What needs to be done —
Note each line that includes the word "color". Copy those lines.

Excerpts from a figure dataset
· · · · · · ·
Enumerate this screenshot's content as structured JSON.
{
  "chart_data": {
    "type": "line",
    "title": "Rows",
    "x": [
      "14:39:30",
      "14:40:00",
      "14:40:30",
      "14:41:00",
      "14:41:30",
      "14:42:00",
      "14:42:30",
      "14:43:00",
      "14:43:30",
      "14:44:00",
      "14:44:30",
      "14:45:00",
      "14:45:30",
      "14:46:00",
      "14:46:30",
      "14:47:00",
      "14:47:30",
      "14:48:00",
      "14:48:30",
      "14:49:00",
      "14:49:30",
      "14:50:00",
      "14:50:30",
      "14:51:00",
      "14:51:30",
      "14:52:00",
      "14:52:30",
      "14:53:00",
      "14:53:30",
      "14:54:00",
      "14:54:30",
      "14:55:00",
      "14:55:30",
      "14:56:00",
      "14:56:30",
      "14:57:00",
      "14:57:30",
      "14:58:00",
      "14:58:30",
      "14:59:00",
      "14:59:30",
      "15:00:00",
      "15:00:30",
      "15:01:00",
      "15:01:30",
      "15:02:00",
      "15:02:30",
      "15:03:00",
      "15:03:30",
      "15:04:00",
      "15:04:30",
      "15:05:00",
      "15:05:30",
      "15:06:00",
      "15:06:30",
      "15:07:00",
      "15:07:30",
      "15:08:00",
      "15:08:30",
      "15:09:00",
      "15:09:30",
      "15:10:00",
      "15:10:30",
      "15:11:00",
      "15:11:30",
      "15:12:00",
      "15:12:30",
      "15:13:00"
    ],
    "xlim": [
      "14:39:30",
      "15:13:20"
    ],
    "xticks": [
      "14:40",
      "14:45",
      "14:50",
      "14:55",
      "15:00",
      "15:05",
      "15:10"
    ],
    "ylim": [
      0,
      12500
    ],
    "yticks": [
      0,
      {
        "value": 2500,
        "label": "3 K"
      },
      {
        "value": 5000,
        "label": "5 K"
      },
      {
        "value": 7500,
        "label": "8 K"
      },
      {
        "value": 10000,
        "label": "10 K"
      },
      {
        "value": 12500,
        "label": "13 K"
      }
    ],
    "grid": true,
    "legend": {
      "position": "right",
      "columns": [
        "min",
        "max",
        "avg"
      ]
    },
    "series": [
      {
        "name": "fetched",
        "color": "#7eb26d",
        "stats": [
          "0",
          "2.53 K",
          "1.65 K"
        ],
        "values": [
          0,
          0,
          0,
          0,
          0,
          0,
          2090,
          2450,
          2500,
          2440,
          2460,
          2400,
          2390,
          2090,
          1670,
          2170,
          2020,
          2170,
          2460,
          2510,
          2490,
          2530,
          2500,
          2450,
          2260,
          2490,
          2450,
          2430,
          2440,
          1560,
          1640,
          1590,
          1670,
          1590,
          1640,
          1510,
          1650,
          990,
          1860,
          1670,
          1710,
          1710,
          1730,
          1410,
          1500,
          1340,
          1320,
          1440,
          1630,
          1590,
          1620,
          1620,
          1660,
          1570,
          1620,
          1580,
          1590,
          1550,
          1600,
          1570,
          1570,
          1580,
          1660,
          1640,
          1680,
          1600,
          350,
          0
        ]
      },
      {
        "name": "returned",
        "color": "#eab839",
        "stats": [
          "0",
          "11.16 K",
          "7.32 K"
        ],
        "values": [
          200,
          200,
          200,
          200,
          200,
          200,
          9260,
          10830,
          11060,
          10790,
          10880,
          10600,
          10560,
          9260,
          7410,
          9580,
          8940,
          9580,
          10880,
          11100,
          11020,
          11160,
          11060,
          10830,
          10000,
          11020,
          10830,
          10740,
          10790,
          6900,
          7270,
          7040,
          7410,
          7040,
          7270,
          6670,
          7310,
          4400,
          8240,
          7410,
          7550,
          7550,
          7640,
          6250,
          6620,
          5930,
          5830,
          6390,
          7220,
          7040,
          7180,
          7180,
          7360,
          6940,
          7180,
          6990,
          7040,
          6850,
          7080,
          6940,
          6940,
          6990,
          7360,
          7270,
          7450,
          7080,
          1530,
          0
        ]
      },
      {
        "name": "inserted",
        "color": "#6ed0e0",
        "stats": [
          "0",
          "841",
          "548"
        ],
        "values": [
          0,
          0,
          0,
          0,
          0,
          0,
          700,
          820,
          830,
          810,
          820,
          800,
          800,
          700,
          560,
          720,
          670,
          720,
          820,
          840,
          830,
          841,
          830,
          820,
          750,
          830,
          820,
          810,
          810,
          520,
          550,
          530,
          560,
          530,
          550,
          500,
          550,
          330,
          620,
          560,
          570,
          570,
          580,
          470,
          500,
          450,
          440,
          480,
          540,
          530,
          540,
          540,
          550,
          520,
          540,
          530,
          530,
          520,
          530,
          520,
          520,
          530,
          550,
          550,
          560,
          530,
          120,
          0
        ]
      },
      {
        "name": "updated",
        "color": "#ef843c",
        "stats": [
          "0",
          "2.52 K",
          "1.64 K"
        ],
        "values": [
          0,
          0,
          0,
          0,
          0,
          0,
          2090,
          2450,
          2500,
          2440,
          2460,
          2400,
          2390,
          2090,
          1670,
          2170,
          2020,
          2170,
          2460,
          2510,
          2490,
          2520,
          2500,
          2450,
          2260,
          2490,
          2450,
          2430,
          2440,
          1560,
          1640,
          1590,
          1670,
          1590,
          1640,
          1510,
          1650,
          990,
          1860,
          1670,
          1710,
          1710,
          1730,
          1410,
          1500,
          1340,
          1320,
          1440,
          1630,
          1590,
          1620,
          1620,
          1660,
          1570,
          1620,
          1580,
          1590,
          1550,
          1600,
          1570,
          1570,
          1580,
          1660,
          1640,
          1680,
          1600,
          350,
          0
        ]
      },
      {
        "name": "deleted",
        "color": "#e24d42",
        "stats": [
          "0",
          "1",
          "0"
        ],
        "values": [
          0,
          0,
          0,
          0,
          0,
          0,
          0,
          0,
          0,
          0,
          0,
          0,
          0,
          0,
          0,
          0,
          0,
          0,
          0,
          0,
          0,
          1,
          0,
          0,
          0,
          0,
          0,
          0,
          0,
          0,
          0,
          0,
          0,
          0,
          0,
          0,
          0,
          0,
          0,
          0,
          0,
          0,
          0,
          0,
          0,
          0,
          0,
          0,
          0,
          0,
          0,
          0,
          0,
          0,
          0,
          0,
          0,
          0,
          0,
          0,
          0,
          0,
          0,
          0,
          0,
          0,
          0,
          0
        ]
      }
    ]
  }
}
· · · · · · ·
Written answer —
        "color": "#7eb26d",
        "color": "#eab839",
        "color": "#6ed0e0",
        "color": "#ef843c",
        "color": "#e24d42",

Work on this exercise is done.